[Data excerpts]
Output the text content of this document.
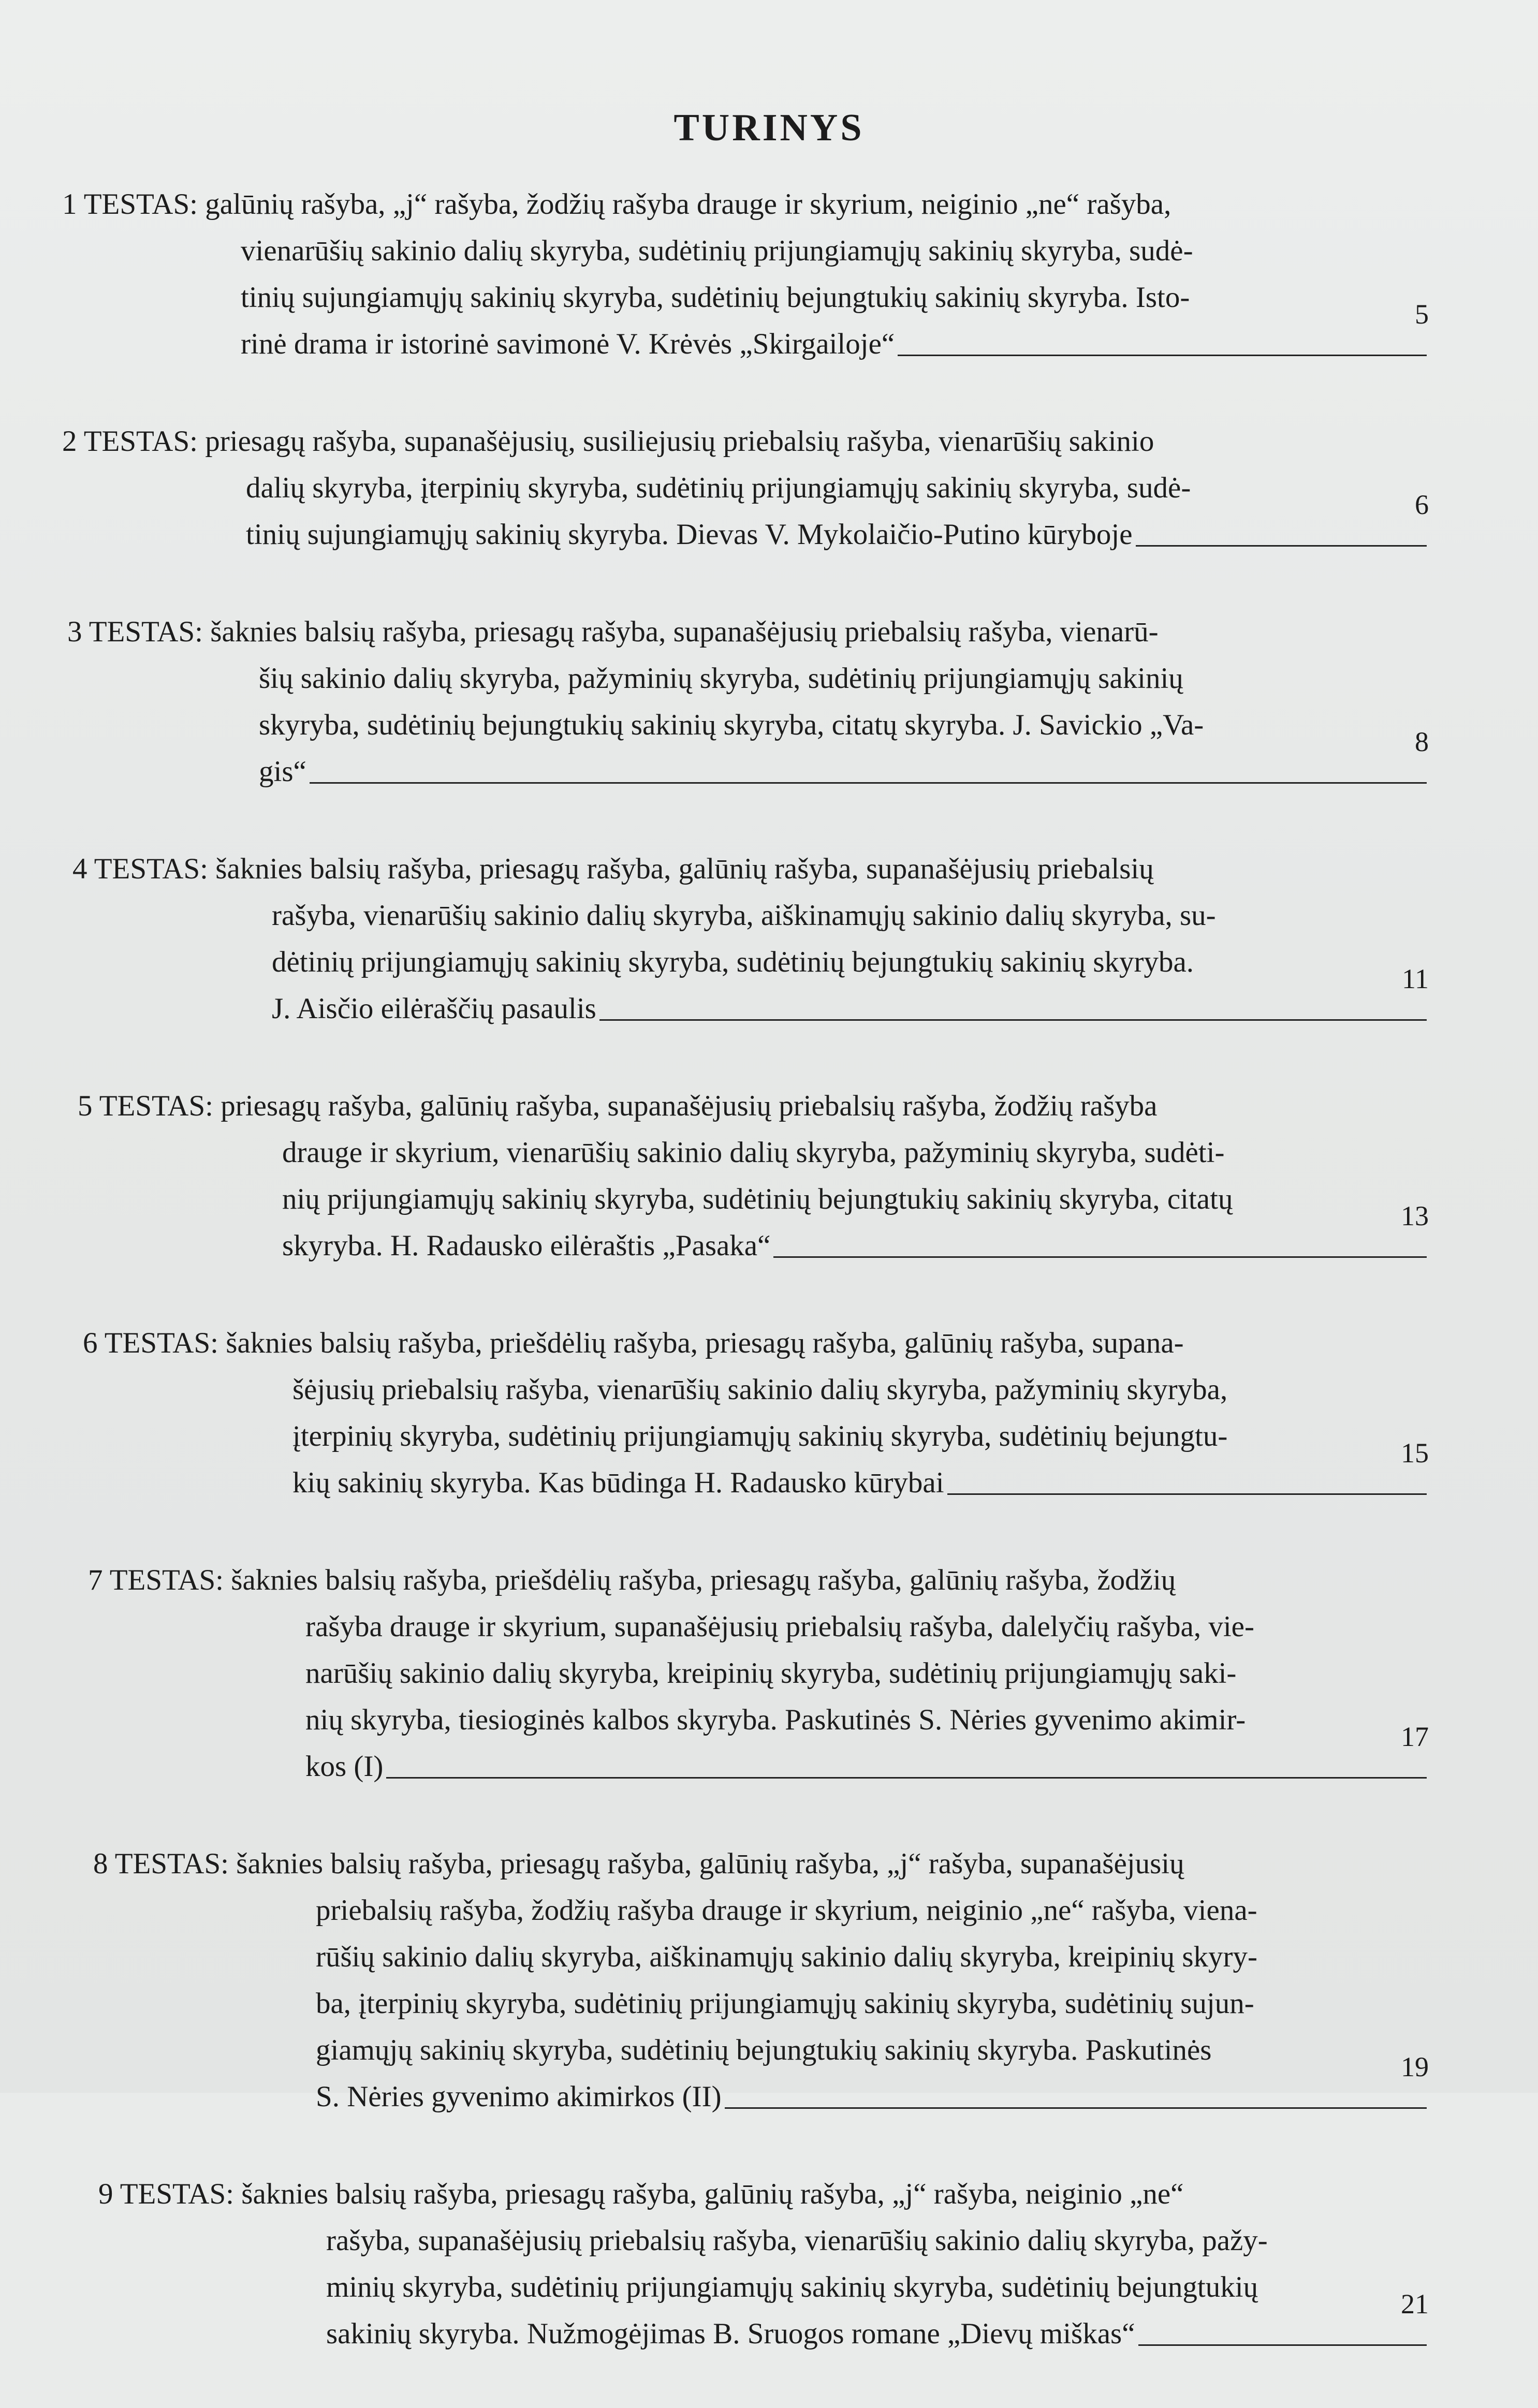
TURINYS
1 TESTAS: galūnių rašyba, „j“ rašyba, žodžių rašyba drauge ir skyrium, neiginio „ne“ rašyba,
vienarūšių sakinio dalių skyryba, sudėtinių prijungiamųjų sakinių skyryba, sudė-
tinių sujungiamųjų sakinių skyryba, sudėtinių bejungtukių sakinių skyryba. Isto-
rinė drama ir istorinė savimonė V. Krėvės „Skirgailoje“
5
2 TESTAS: priesagų rašyba, supanašėjusių, susiliejusių priebalsių rašyba, vienarūšių sakinio
dalių skyryba, įterpinių skyryba, sudėtinių prijungiamųjų sakinių skyryba, sudė-
tinių sujungiamųjų sakinių skyryba. Dievas V. Mykolaičio-Putino kūryboje
6
3 TESTAS: šaknies balsių rašyba, priesagų rašyba, supanašėjusių priebalsių rašyba, vienarū-
šių sakinio dalių skyryba, pažyminių skyryba, sudėtinių prijungiamųjų sakinių
skyryba, sudėtinių bejungtukių sakinių skyryba, citatų skyryba. J. Savickio „Va-
gis“
8
4 TESTAS: šaknies balsių rašyba, priesagų rašyba, galūnių rašyba, supanašėjusių priebalsių
rašyba, vienarūšių sakinio dalių skyryba, aiškinamųjų sakinio dalių skyryba, su-
dėtinių prijungiamųjų sakinių skyryba, sudėtinių bejungtukių sakinių skyryba.
J. Aisčio eilėraščių pasaulis
11
5 TESTAS: priesagų rašyba, galūnių rašyba, supanašėjusių priebalsių rašyba, žodžių rašyba
drauge ir skyrium, vienarūšių sakinio dalių skyryba, pažyminių skyryba, sudėti-
nių prijungiamųjų sakinių skyryba, sudėtinių bejungtukių sakinių skyryba, citatų
skyryba. H. Radausko eilėraštis „Pasaka“
13
6 TESTAS: šaknies balsių rašyba, priešdėlių rašyba, priesagų rašyba, galūnių rašyba, supana-
šėjusių priebalsių rašyba, vienarūšių sakinio dalių skyryba, pažyminių skyryba,
įterpinių skyryba, sudėtinių prijungiamųjų sakinių skyryba, sudėtinių bejungtu-
kių sakinių skyryba. Kas būdinga H. Radausko kūrybai
15
7 TESTAS: šaknies balsių rašyba, priešdėlių rašyba, priesagų rašyba, galūnių rašyba, žodžių
rašyba drauge ir skyrium, supanašėjusių priebalsių rašyba, dalelyčių rašyba, vie-
narūšių sakinio dalių skyryba, kreipinių skyryba, sudėtinių prijungiamųjų saki-
nių skyryba, tiesioginės kalbos skyryba. Paskutinės S. Nėries gyvenimo akimir-
kos (I)
17
8 TESTAS: šaknies balsių rašyba, priesagų rašyba, galūnių rašyba, „j“ rašyba, supanašėjusių
priebalsių rašyba, žodžių rašyba drauge ir skyrium, neiginio „ne“ rašyba, viena-
rūšių sakinio dalių skyryba, aiškinamųjų sakinio dalių skyryba, kreipinių skyry-
ba, įterpinių skyryba, sudėtinių prijungiamųjų sakinių skyryba, sudėtinių sujun-
giamųjų sakinių skyryba, sudėtinių bejungtukių sakinių skyryba. Paskutinės
S. Nėries gyvenimo akimirkos (II)
19
9 TESTAS: šaknies balsių rašyba, priesagų rašyba, galūnių rašyba, „j“ rašyba, neiginio „ne“
rašyba, supanašėjusių priebalsių rašyba, vienarūšių sakinio dalių skyryba, pažy-
minių skyryba, sudėtinių prijungiamųjų sakinių skyryba, sudėtinių bejungtukių
sakinių skyryba. Nužmogėjimas B. Sruogos romane „Dievų miškas“
21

● Instructions for the task
Copy the entries exactly. Leave out the images.

● Response to the exercise
Output the text content of this document.
TURINYS
1 TESTAS: galūnių rašyba, „j“ rašyba, žodžių rašyba drauge ir skyrium, neiginio „ne“ rašyba,
vienarūšių sakinio dalių skyryba, sudėtinių prijungiamųjų sakinių skyryba, sudė-
tinių sujungiamųjų sakinių skyryba, sudėtinių bejungtukių sakinių skyryba. Isto-
rinė drama ir istorinė savimonė V. Krėvės „Skirgailoje“
5
2 TESTAS: priesagų rašyba, supanašėjusių, susiliejusių priebalsių rašyba, vienarūšių sakinio
dalių skyryba, įterpinių skyryba, sudėtinių prijungiamųjų sakinių skyryba, sudė-
tinių sujungiamųjų sakinių skyryba. Dievas V. Mykolaičio-Putino kūryboje
6
3 TESTAS: šaknies balsių rašyba, priesagų rašyba, supanašėjusių priebalsių rašyba, vienarū-
šių sakinio dalių skyryba, pažyminių skyryba, sudėtinių prijungiamųjų sakinių
skyryba, sudėtinių bejungtukių sakinių skyryba, citatų skyryba. J. Savickio „Va-
gis“
8
4 TESTAS: šaknies balsių rašyba, priesagų rašyba, galūnių rašyba, supanašėjusių priebalsių
rašyba, vienarūšių sakinio dalių skyryba, aiškinamųjų sakinio dalių skyryba, su-
dėtinių prijungiamųjų sakinių skyryba, sudėtinių bejungtukių sakinių skyryba.
J. Aisčio eilėraščių pasaulis
11
5 TESTAS: priesagų rašyba, galūnių rašyba, supanašėjusių priebalsių rašyba, žodžių rašyba
drauge ir skyrium, vienarūšių sakinio dalių skyryba, pažyminių skyryba, sudėti-
nių prijungiamųjų sakinių skyryba, sudėtinių bejungtukių sakinių skyryba, citatų
skyryba. H. Radausko eilėraštis „Pasaka“
13
6 TESTAS: šaknies balsių rašyba, priešdėlių rašyba, priesagų rašyba, galūnių rašyba, supana-
šėjusių priebalsių rašyba, vienarūšių sakinio dalių skyryba, pažyminių skyryba,
įterpinių skyryba, sudėtinių prijungiamųjų sakinių skyryba, sudėtinių bejungtu-
kių sakinių skyryba. Kas būdinga H. Radausko kūrybai
15
7 TESTAS: šaknies balsių rašyba, priešdėlių rašyba, priesagų rašyba, galūnių rašyba, žodžių
rašyba drauge ir skyrium, supanašėjusių priebalsių rašyba, dalelyčių rašyba, vie-
narūšių sakinio dalių skyryba, kreipinių skyryba, sudėtinių prijungiamųjų saki-
nių skyryba, tiesioginės kalbos skyryba. Paskutinės S. Nėries gyvenimo akimir-
kos (I)
17
8 TESTAS: šaknies balsių rašyba, priesagų rašyba, galūnių rašyba, „j“ rašyba, supanašėjusių
priebalsių rašyba, žodžių rašyba drauge ir skyrium, neiginio „ne“ rašyba, viena-
rūšių sakinio dalių skyryba, aiškinamųjų sakinio dalių skyryba, kreipinių skyry-
ba, įterpinių skyryba, sudėtinių prijungiamųjų sakinių skyryba, sudėtinių sujun-
giamųjų sakinių skyryba, sudėtinių bejungtukių sakinių skyryba. Paskutinės
S. Nėries gyvenimo akimirkos (II)
19
9 TESTAS: šaknies balsių rašyba, priesagų rašyba, galūnių rašyba, „j“ rašyba, neiginio „ne“
rašyba, supanašėjusių priebalsių rašyba, vienarūšių sakinio dalių skyryba, pažy-
minių skyryba, sudėtinių prijungiamųjų sakinių skyryba, sudėtinių bejungtukių
sakinių skyryba. Nužmogėjimas B. Sruogos romane „Dievų miškas“
21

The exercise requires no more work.